» SHORT PROBLEM
Exclude the pictures; give every entry again exactly as written.

» SUPPLIED ENTRIES
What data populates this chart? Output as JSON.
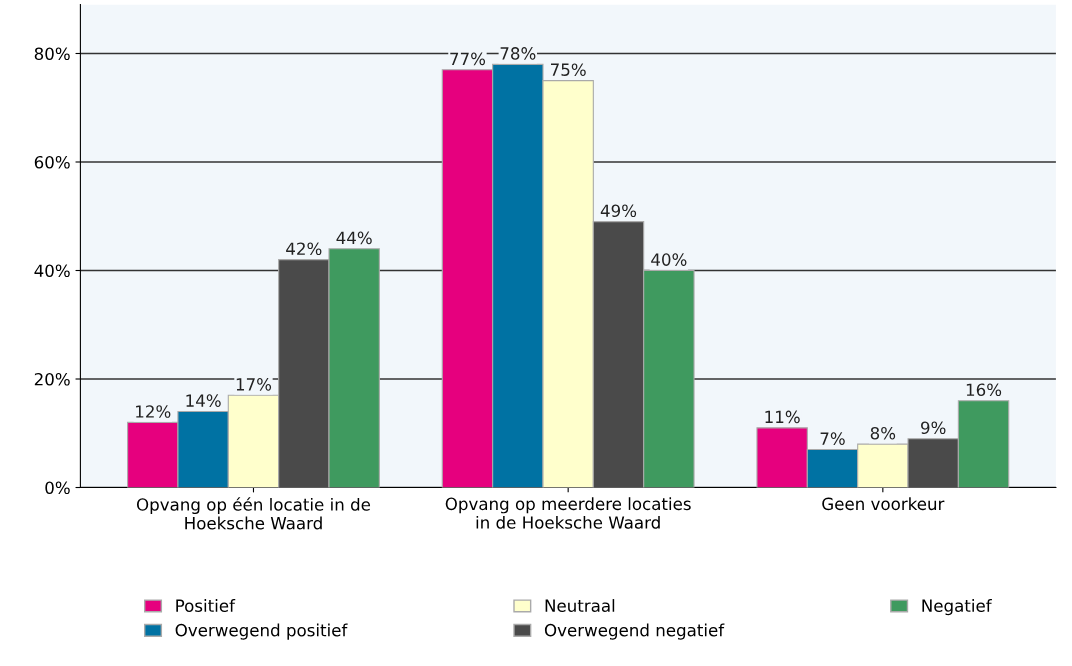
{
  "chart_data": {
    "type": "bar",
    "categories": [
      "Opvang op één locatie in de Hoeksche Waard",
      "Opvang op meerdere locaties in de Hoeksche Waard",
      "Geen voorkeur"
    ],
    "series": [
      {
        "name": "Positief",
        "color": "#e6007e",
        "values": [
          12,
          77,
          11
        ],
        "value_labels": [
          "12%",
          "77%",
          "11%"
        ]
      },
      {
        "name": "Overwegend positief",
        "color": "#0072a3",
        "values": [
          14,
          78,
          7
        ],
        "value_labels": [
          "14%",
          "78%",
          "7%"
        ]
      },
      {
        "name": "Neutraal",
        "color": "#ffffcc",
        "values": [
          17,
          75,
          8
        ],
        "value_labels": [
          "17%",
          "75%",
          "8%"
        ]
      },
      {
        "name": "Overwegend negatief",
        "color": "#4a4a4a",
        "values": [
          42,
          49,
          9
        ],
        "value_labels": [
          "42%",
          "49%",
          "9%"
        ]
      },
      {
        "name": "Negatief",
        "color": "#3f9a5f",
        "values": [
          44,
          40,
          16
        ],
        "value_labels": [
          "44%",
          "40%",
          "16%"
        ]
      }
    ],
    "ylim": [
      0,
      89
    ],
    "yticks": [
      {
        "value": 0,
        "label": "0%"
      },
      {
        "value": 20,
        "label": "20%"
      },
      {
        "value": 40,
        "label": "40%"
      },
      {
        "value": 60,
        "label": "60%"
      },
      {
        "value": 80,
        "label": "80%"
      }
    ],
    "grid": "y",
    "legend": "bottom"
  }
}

» EXERCISE SOLUTION
What data populates this chart? Output as JSON.
{
  "chart_data": {
    "type": "bar",
    "categories": [
      "Opvang op één locatie in de Hoeksche Waard",
      "Opvang op meerdere locaties in de Hoeksche Waard",
      "Geen voorkeur"
    ],
    "series": [
      {
        "name": "Positief",
        "color": "#e6007e",
        "values": [
          12,
          77,
          11
        ],
        "value_labels": [
          "12%",
          "77%",
          "11%"
        ]
      },
      {
        "name": "Overwegend positief",
        "color": "#0072a3",
        "values": [
          14,
          78,
          7
        ],
        "value_labels": [
          "14%",
          "78%",
          "7%"
        ]
      },
      {
        "name": "Neutraal",
        "color": "#ffffcc",
        "values": [
          17,
          75,
          8
        ],
        "value_labels": [
          "17%",
          "75%",
          "8%"
        ]
      },
      {
        "name": "Overwegend negatief",
        "color": "#4a4a4a",
        "values": [
          42,
          49,
          9
        ],
        "value_labels": [
          "42%",
          "49%",
          "9%"
        ]
      },
      {
        "name": "Negatief",
        "color": "#3f9a5f",
        "values": [
          44,
          40,
          16
        ],
        "value_labels": [
          "44%",
          "40%",
          "16%"
        ]
      }
    ],
    "ylim": [
      0,
      89
    ],
    "yticks": [
      {
        "value": 0,
        "label": "0%"
      },
      {
        "value": 20,
        "label": "20%"
      },
      {
        "value": 40,
        "label": "40%"
      },
      {
        "value": 60,
        "label": "60%"
      },
      {
        "value": 80,
        "label": "80%"
      }
    ],
    "grid": "y",
    "legend": "bottom"
  }
}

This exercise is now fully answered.